Problem details:
Select, from the material below, each line with "phone" in it.

Exercise data:
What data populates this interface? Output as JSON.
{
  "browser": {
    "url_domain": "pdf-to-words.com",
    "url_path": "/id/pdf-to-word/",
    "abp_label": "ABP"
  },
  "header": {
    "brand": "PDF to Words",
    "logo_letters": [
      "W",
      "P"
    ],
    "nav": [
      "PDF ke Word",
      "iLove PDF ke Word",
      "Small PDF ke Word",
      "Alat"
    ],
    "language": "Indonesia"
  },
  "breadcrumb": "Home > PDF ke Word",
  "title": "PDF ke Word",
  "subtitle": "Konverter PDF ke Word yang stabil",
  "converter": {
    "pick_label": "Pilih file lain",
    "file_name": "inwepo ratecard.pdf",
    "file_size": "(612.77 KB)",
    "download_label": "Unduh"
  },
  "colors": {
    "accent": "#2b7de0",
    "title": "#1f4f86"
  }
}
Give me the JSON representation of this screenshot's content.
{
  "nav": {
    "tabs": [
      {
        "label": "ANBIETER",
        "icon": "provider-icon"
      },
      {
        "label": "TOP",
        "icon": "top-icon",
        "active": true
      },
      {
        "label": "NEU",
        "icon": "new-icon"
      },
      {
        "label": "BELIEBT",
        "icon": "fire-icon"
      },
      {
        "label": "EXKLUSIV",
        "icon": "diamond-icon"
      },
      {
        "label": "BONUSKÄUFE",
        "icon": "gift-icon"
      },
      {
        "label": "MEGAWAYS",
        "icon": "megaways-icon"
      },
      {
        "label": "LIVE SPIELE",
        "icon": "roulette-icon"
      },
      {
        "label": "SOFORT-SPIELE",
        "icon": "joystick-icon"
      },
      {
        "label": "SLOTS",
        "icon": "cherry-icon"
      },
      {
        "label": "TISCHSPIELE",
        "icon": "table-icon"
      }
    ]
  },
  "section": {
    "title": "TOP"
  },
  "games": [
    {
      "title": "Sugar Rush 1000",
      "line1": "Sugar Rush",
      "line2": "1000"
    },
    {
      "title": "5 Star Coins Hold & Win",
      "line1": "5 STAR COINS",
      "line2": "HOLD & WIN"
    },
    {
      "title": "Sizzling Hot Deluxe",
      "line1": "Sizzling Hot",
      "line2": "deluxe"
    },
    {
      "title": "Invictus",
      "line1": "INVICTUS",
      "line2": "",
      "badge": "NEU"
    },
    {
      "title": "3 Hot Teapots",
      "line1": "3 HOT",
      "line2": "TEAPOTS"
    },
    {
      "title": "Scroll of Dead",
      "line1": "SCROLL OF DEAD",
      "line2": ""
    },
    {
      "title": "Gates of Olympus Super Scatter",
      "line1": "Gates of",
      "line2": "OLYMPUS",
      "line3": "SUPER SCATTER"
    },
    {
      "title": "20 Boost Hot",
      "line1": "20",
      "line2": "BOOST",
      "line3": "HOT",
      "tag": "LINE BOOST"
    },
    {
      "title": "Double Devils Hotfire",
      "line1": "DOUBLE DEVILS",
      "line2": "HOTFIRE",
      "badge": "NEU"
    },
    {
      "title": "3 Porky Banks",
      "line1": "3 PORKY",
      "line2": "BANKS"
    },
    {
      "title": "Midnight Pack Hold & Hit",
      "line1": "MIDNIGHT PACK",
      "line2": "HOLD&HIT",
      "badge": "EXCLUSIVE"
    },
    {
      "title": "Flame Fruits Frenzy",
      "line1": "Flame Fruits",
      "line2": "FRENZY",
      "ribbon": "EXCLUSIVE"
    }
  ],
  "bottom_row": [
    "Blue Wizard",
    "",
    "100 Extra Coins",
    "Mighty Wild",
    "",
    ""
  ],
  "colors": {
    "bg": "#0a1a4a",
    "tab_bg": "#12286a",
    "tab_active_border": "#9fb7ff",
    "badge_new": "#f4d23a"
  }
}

* * *

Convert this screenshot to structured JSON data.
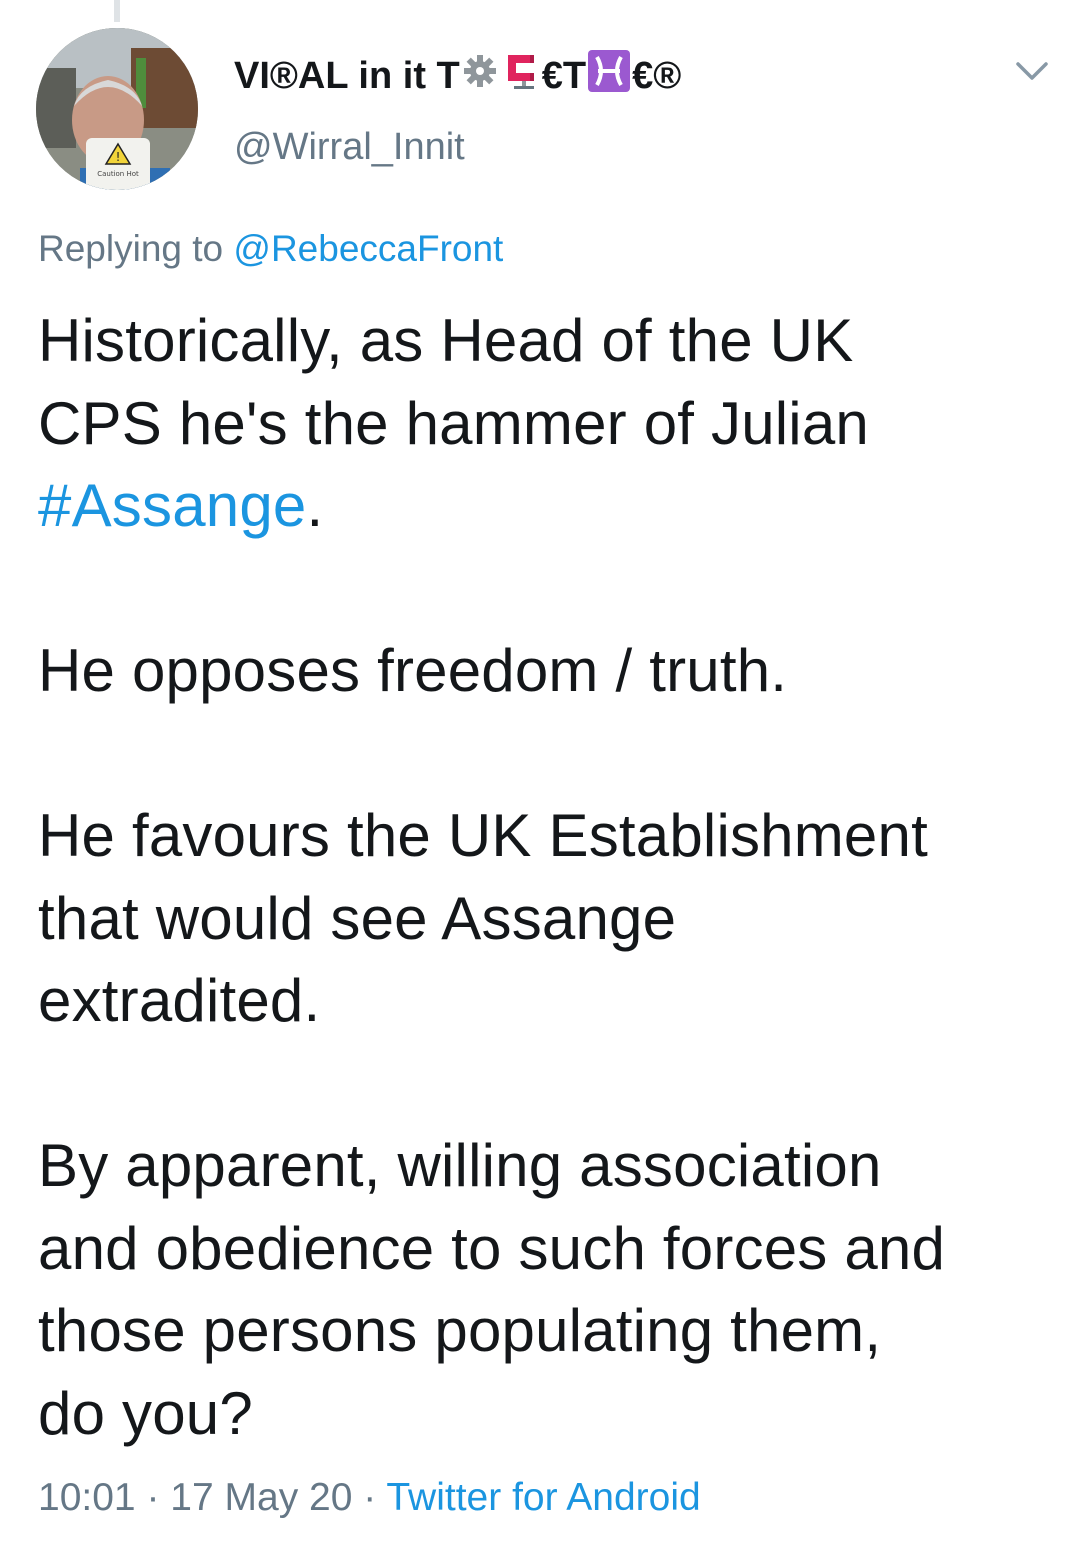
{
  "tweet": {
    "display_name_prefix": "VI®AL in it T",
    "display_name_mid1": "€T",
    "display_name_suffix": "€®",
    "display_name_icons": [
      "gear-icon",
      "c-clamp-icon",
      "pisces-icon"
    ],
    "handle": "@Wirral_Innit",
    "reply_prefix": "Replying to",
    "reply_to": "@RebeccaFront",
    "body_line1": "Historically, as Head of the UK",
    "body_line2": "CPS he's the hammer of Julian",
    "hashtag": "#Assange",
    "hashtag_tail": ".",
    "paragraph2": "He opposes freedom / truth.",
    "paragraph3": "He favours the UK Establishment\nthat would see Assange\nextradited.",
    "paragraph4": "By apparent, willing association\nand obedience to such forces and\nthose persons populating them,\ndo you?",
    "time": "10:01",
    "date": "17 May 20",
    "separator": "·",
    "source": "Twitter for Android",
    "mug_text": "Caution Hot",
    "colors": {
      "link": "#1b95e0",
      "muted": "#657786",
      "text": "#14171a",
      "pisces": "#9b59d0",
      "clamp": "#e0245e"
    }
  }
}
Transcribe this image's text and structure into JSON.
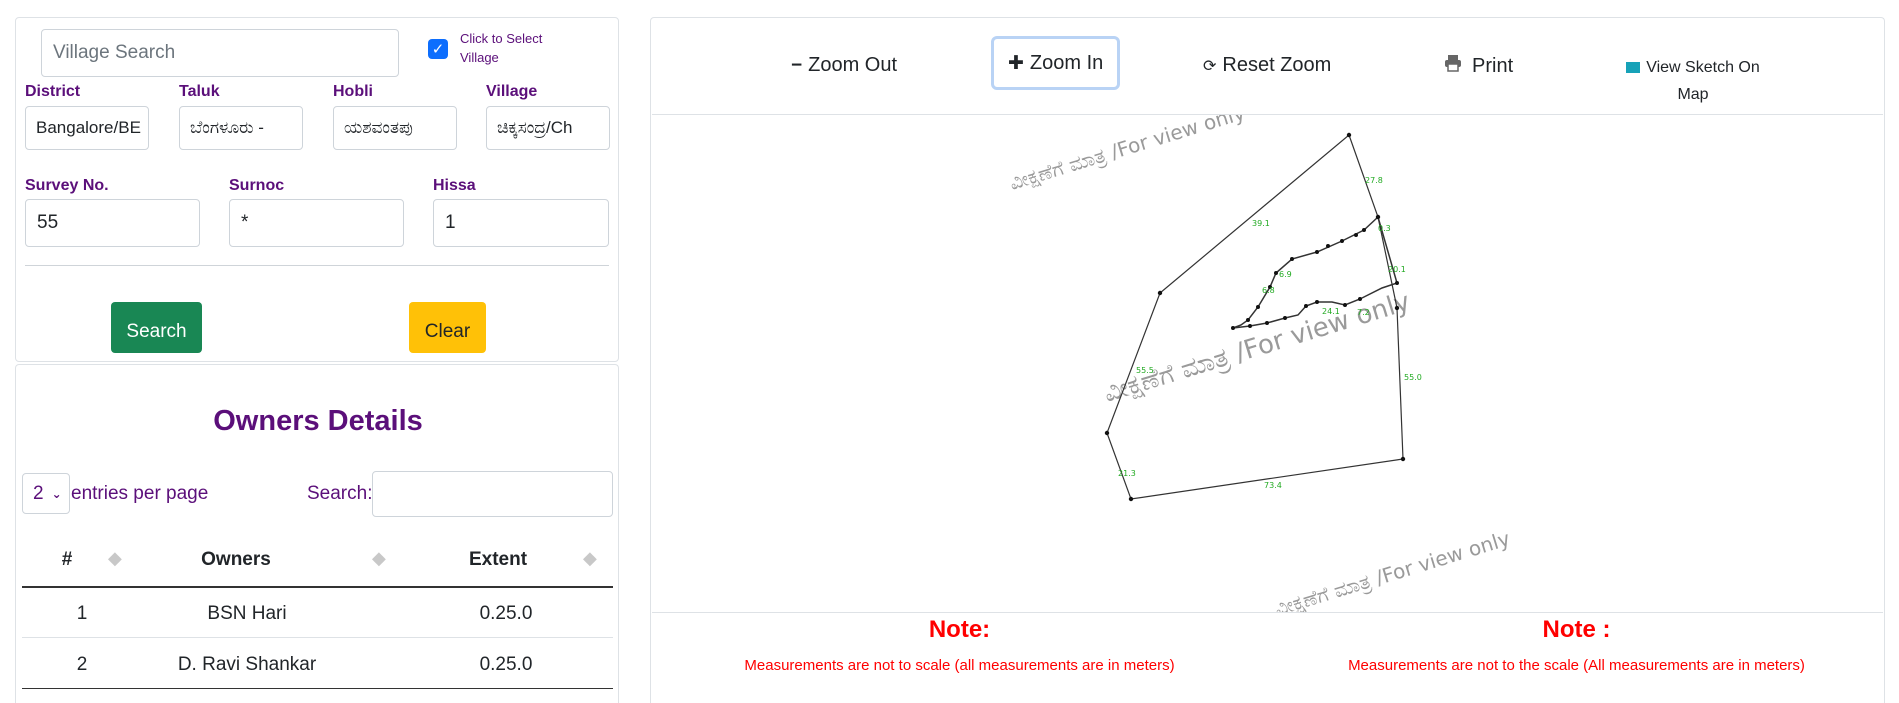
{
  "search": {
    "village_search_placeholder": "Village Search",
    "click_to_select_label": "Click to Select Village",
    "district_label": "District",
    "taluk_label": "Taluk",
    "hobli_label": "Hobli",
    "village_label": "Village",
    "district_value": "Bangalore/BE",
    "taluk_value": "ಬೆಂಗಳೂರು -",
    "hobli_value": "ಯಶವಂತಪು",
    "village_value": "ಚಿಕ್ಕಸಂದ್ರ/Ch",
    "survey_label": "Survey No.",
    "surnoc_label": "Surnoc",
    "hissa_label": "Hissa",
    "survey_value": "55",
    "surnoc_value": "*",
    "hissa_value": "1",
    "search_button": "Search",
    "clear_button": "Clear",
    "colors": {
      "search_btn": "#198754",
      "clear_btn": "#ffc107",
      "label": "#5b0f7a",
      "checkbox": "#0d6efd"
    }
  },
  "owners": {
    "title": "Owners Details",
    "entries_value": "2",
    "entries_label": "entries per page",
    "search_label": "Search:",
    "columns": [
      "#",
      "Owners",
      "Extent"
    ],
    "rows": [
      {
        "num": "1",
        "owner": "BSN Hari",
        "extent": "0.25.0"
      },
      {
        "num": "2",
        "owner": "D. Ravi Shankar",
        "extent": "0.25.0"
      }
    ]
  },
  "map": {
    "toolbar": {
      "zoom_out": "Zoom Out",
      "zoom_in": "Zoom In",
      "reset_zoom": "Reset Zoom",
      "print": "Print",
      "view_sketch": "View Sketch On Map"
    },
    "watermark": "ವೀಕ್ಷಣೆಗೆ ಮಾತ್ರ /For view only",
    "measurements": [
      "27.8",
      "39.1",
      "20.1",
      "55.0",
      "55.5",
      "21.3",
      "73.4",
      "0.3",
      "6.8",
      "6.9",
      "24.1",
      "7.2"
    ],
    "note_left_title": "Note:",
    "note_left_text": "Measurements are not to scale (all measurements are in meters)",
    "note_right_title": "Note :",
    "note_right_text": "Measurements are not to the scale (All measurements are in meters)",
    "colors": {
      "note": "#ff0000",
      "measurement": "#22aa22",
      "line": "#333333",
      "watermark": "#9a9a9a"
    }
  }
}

==

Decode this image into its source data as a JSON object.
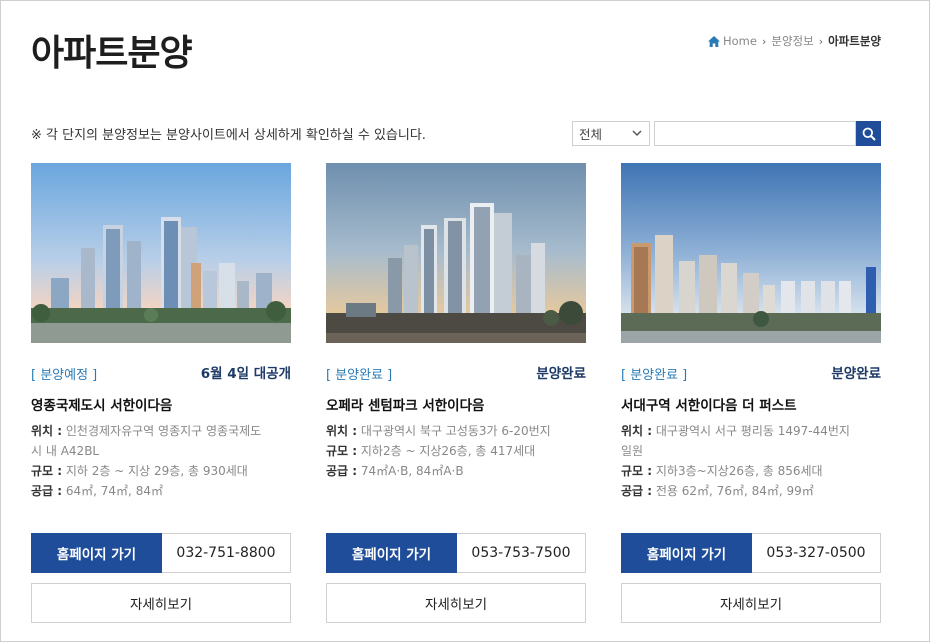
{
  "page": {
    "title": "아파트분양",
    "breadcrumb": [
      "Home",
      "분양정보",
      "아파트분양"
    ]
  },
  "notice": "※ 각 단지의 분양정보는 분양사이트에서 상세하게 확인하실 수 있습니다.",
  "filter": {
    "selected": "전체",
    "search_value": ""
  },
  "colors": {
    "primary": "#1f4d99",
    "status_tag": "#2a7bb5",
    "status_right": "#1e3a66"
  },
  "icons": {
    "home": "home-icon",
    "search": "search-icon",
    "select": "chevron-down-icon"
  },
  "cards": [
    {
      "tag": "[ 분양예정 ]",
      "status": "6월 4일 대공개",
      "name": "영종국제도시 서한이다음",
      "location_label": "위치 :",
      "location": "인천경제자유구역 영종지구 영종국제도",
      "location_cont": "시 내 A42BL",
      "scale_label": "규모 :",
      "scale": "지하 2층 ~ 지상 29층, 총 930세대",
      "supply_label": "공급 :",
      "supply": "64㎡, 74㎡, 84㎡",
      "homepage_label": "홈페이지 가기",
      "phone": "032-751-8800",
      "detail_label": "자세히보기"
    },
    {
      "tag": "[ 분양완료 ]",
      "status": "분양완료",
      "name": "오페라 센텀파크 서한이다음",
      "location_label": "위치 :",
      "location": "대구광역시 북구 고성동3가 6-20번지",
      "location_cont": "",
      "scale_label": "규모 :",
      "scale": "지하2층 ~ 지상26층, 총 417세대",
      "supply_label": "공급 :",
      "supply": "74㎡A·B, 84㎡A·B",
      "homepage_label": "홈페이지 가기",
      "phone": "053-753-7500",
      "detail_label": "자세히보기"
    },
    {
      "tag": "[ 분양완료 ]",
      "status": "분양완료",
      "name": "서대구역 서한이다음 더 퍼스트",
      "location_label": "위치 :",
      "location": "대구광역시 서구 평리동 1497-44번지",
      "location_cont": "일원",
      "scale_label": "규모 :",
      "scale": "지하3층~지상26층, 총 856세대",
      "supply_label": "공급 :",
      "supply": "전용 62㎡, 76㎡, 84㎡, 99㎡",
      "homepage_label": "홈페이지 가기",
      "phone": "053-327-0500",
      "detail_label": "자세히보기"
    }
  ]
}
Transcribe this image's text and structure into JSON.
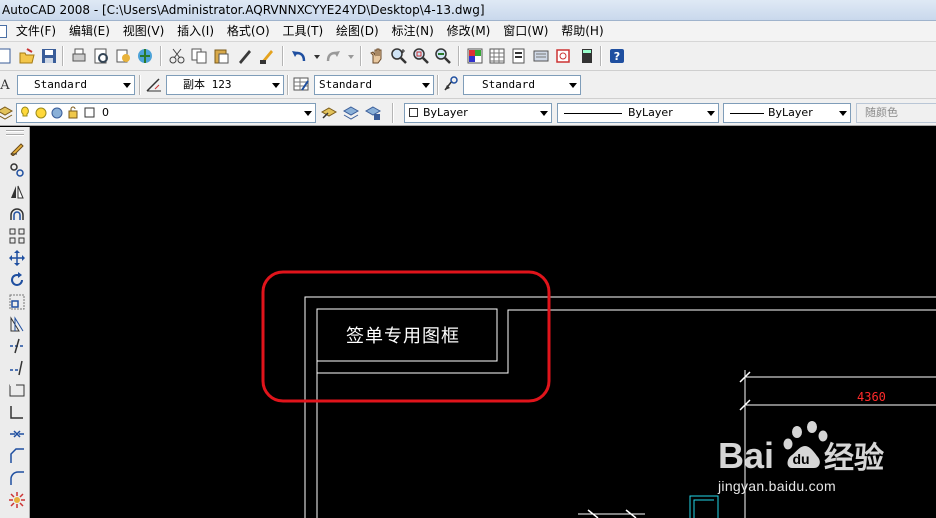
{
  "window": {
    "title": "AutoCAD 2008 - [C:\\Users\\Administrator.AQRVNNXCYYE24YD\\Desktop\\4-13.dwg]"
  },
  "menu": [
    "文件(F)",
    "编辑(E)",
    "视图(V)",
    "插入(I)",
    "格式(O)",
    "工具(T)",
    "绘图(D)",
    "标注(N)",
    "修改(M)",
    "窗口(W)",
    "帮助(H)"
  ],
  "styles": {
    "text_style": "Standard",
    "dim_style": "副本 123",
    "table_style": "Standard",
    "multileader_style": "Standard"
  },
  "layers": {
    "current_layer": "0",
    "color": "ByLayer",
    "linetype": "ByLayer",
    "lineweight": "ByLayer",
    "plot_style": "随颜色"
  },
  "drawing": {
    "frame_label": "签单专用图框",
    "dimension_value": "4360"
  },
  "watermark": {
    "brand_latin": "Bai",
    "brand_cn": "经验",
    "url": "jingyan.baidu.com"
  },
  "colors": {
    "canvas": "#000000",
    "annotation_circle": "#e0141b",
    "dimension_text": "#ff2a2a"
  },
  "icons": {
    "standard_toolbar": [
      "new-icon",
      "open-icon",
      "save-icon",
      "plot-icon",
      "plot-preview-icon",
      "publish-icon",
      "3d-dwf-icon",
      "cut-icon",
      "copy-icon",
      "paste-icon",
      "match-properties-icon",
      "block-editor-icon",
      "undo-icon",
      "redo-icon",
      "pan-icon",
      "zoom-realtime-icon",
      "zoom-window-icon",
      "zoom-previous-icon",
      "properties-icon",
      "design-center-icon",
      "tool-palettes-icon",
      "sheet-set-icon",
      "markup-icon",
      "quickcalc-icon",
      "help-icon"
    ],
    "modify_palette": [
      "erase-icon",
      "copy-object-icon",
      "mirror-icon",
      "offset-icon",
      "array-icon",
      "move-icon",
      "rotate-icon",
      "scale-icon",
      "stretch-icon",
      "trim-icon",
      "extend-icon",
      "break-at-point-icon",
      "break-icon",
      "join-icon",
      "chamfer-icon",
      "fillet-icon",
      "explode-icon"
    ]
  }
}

Problem solution:
      "phone": "032-751-8800",
      "phone": "053-753-7500",
      "phone": "053-327-0500",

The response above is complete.